Task to carry out: Find the lines holding "Древнем" and copy them.

* * * * * * *

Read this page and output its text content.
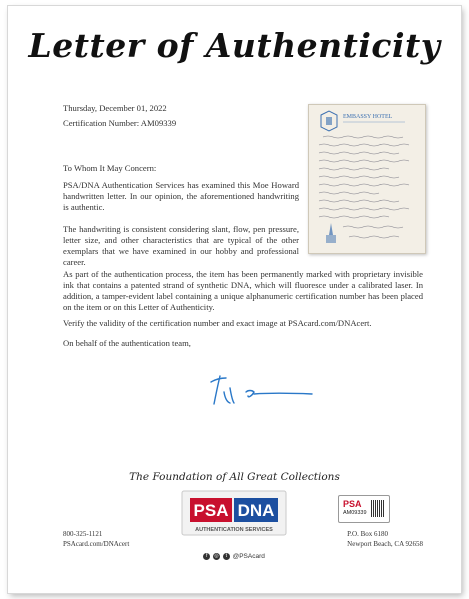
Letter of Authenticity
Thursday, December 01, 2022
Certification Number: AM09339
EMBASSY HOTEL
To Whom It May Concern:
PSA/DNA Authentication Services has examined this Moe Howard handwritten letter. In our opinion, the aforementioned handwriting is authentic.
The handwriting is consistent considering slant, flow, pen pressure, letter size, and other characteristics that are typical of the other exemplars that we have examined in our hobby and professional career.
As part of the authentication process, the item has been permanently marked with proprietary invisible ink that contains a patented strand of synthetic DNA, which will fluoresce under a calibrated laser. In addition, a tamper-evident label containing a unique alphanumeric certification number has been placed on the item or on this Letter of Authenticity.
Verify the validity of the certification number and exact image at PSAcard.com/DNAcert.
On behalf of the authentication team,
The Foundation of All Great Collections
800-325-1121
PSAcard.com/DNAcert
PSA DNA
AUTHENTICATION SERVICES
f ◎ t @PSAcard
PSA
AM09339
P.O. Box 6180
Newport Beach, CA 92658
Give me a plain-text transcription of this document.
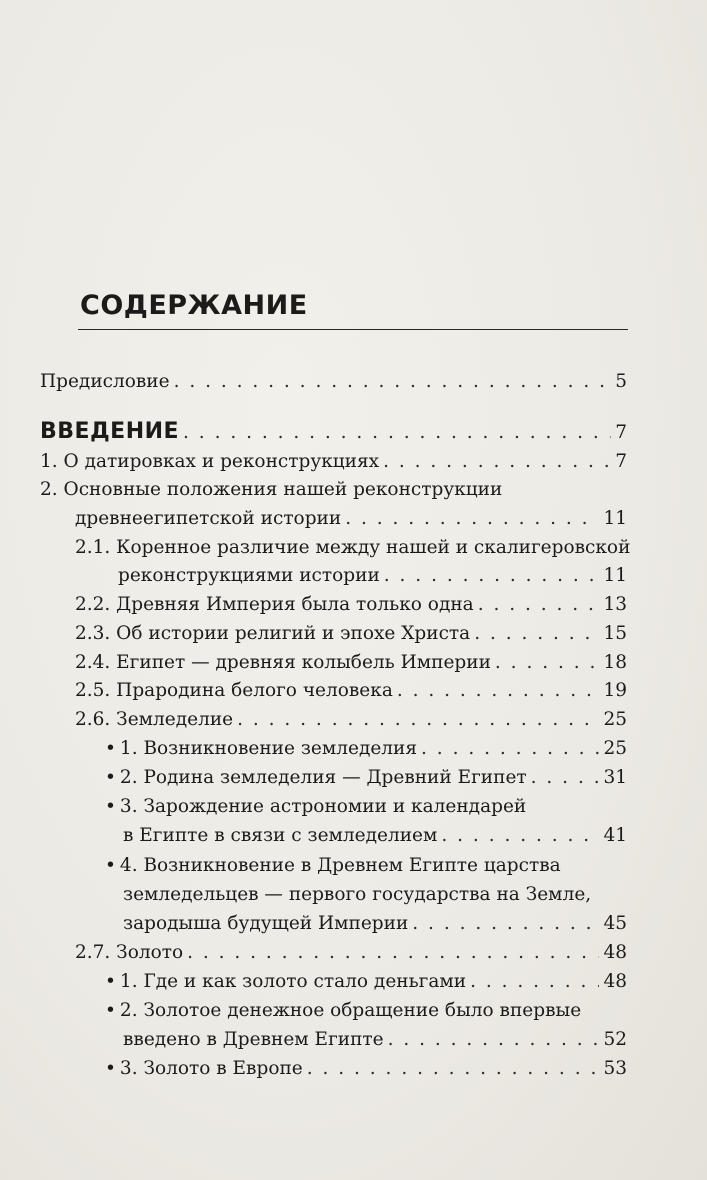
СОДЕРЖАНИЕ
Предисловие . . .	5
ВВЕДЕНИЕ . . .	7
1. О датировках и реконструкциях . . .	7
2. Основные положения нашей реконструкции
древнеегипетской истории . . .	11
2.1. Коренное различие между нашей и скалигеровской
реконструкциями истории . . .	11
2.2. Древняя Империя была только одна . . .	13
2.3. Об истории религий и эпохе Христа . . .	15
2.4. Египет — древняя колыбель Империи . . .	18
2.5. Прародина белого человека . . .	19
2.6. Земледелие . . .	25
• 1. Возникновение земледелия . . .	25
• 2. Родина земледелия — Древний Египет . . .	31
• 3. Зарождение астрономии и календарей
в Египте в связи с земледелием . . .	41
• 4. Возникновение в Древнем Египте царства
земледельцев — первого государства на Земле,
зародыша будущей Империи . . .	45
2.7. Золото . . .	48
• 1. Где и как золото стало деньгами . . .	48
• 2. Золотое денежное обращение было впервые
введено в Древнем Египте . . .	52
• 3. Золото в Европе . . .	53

* * * * * * *

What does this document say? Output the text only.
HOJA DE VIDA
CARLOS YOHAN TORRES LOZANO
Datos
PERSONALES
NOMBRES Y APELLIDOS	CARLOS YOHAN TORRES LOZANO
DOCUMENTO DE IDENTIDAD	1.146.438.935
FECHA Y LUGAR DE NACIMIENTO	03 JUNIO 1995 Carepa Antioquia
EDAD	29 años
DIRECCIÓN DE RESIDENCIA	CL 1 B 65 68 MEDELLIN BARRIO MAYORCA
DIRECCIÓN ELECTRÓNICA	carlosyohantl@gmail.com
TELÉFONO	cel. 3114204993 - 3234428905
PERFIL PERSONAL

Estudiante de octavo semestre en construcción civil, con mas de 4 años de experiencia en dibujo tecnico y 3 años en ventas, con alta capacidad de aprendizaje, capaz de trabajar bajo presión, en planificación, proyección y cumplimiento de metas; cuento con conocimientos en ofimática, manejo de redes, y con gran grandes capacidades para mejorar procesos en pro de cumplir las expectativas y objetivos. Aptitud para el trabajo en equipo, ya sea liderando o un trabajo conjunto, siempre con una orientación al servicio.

* * * * * * *

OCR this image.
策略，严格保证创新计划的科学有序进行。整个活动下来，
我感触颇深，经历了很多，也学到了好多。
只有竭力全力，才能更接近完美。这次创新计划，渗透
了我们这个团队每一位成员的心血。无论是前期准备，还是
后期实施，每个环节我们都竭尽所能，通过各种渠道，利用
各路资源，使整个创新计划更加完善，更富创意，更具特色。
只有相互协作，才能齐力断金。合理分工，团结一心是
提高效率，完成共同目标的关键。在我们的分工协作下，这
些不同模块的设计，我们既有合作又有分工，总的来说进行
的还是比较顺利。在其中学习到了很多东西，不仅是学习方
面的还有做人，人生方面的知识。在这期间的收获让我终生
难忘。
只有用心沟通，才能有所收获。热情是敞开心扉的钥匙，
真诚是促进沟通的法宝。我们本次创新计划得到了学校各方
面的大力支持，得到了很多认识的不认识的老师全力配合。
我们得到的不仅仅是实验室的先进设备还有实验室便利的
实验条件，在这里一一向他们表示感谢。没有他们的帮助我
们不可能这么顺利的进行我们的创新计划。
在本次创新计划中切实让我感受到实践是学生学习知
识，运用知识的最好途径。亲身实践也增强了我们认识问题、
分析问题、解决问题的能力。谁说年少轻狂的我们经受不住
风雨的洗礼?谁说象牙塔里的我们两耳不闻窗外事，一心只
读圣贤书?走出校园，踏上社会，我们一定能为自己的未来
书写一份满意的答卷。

* * * * * * *

Complete output:
• 4. Возникновение в Древнем Египте царства
введено в Древнем Египте . . .	52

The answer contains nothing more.